- Given request:
Locate all lines in the data below that hold "content" and show them.

- Source material:
---------------

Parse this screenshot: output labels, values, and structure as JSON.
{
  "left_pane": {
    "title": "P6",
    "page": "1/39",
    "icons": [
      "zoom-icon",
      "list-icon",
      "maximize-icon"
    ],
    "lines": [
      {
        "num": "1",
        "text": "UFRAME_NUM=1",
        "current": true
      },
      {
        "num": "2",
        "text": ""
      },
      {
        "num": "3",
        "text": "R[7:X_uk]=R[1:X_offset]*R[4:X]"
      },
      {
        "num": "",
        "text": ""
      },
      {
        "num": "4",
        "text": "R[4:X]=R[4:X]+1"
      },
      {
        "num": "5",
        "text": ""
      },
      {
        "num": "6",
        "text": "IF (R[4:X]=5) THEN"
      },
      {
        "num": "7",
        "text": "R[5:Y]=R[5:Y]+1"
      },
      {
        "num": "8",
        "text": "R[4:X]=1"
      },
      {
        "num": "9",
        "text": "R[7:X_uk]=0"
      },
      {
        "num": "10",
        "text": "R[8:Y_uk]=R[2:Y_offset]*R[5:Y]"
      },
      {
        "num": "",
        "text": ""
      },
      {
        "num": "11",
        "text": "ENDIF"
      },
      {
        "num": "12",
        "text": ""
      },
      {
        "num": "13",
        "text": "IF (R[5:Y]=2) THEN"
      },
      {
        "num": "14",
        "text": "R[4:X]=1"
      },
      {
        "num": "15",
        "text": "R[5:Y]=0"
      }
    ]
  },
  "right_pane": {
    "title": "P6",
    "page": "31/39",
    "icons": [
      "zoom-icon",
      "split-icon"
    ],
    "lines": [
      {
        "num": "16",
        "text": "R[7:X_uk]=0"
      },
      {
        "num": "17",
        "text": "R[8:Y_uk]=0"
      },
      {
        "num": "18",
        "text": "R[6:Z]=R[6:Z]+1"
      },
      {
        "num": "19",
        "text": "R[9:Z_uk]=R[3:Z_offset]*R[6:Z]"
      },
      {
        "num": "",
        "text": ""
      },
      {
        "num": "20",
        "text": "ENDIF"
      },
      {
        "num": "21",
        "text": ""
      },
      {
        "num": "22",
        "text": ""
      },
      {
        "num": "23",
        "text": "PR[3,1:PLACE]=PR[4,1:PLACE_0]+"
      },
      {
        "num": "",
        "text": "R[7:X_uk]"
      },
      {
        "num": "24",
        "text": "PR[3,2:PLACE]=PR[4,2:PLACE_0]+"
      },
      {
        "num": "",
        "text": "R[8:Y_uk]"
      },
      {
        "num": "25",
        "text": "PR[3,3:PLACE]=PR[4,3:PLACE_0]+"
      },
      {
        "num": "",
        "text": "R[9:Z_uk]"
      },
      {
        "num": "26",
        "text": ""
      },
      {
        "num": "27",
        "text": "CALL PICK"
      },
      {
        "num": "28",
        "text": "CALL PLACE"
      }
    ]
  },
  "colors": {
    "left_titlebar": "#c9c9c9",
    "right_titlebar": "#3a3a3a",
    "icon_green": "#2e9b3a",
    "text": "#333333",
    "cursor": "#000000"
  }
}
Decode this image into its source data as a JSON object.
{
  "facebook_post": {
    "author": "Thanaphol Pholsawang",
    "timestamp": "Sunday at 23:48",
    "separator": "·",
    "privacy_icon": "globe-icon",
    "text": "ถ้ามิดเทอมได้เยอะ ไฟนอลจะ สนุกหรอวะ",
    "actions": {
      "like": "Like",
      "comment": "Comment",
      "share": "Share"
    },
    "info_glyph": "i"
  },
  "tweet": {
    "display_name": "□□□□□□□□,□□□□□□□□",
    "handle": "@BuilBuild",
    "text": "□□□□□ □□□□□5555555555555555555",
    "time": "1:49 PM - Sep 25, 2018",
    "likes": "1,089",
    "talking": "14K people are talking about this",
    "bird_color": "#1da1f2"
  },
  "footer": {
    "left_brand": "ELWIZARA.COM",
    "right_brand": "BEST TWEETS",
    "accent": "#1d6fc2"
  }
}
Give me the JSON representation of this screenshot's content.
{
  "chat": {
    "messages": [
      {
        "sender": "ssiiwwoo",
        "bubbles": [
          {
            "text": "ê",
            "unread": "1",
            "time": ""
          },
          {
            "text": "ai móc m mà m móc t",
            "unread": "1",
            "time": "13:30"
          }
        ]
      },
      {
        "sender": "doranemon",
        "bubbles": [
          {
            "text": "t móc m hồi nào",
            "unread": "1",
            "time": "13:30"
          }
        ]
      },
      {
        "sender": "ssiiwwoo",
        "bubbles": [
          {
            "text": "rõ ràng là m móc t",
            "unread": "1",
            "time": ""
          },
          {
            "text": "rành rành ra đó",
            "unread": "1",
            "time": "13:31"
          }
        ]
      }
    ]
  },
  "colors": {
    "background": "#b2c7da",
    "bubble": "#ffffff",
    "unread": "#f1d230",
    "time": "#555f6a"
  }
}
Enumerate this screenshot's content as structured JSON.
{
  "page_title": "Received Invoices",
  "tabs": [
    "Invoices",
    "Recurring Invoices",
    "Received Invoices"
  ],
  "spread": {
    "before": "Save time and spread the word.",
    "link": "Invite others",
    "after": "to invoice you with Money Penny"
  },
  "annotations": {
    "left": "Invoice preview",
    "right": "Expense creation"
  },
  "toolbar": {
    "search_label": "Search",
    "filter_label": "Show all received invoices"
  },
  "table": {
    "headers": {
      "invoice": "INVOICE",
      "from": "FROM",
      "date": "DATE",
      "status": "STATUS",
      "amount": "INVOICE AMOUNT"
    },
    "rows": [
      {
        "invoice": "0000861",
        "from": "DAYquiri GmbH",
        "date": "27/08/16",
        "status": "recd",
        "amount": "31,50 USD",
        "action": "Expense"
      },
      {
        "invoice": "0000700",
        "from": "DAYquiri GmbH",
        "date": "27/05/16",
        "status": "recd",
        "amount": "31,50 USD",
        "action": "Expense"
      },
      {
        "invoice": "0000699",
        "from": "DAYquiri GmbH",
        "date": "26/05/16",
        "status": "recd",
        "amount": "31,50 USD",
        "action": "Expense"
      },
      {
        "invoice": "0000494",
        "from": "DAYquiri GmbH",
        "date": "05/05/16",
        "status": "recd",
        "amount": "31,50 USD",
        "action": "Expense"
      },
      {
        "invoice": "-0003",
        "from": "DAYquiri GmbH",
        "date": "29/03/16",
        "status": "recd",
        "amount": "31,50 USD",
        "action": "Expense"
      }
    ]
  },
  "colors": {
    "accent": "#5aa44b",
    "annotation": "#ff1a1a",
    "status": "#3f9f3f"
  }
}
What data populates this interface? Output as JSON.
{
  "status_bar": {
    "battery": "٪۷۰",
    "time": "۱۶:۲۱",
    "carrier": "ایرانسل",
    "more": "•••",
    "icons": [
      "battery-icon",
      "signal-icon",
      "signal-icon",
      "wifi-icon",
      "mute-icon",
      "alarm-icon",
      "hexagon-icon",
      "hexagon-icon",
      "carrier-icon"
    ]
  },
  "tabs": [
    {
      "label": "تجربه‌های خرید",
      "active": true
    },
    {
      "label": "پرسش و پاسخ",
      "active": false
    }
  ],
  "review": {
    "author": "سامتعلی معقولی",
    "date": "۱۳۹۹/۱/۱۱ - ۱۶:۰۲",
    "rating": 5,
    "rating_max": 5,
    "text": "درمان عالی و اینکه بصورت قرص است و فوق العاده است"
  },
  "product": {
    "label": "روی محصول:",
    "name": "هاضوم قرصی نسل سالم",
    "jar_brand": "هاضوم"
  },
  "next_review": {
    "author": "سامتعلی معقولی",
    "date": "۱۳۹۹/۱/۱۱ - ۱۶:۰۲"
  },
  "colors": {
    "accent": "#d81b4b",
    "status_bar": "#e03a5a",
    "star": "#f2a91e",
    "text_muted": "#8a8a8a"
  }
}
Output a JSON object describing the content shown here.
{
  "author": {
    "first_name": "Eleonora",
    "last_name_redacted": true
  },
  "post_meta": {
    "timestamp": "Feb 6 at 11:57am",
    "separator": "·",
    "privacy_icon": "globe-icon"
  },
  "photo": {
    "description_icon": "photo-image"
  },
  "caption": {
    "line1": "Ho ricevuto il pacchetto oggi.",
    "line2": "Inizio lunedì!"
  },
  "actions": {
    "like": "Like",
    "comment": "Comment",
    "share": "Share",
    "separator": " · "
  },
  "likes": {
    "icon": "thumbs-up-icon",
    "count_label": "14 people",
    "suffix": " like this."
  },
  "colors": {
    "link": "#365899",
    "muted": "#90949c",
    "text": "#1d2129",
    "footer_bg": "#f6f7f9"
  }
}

---------------

- Worked answer:
Give me the JSON representation of this screenshot's content.
Enumerate this screenshot's content as structured JSON.
Output a JSON object describing the content shown here.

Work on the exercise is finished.